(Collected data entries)
::::::::::

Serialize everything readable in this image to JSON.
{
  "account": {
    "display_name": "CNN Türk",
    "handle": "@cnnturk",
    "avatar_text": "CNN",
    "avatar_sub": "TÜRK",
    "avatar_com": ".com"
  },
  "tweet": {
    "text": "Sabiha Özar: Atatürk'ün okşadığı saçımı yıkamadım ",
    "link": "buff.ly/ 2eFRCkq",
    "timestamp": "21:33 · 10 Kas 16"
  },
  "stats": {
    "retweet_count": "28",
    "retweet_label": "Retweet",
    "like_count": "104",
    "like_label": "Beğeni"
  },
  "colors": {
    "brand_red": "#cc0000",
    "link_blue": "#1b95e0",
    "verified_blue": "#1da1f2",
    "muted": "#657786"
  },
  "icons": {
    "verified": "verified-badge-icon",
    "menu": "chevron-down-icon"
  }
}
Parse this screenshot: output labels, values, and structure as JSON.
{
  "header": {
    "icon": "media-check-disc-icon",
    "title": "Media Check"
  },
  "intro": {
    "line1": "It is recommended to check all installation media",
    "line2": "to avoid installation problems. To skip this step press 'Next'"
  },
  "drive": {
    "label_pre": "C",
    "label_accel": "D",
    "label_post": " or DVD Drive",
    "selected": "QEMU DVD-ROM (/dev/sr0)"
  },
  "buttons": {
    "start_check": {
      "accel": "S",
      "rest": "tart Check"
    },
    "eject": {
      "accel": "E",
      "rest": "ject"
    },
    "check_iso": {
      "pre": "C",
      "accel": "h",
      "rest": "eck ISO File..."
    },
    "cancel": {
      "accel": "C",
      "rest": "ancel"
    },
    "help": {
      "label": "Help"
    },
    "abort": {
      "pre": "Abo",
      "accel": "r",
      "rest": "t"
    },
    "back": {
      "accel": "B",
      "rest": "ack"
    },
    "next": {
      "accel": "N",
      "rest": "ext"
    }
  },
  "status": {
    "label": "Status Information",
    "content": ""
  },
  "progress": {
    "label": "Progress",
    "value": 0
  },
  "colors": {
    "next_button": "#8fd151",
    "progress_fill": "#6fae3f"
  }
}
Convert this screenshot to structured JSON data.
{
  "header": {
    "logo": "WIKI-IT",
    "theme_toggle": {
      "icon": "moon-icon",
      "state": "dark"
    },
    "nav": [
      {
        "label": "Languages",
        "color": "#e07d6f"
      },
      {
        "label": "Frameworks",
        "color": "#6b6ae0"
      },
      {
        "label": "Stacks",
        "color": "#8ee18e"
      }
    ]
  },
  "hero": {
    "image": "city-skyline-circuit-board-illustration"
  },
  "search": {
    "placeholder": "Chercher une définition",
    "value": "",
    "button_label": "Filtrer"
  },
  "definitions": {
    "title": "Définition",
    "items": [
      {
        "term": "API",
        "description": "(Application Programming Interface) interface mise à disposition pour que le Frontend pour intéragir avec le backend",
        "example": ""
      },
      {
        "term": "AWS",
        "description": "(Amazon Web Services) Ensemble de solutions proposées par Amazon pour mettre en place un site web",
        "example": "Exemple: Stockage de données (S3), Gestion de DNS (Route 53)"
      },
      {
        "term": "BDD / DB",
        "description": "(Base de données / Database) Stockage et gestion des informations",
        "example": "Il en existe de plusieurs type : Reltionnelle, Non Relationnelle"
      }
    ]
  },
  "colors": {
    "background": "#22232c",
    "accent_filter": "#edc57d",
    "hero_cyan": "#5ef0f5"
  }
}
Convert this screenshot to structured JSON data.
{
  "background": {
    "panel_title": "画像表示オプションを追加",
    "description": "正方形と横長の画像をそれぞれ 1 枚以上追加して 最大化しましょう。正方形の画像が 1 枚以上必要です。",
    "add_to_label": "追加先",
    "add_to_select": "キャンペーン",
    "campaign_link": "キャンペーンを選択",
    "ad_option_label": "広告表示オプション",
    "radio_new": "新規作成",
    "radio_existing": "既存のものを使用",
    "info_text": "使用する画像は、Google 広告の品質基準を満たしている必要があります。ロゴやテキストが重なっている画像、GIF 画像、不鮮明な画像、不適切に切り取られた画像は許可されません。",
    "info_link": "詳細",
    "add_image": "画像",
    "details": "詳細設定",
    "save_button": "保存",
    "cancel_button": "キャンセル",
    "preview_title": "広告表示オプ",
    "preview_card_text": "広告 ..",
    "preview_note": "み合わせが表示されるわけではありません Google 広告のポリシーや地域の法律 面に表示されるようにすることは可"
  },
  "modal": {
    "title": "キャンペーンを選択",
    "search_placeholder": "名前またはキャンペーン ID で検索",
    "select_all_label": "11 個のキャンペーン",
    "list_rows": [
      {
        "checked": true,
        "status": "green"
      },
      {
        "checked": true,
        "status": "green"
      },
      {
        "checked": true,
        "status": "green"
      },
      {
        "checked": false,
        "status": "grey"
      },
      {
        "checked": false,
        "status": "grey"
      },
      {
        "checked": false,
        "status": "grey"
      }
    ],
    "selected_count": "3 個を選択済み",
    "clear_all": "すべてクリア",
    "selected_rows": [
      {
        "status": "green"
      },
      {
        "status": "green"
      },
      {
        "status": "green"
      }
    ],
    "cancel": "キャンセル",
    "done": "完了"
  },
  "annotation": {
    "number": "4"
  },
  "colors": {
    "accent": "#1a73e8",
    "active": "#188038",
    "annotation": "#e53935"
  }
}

::::::::::

• **Objective**
Locate the lines above that contain "données" and copy them.

• **Task output**
        "example": "Exemple: Stockage de données (S3), Gestion de DNS (Route 53)"
        "description": "(Base de données / Database) Stockage et gestion des informations",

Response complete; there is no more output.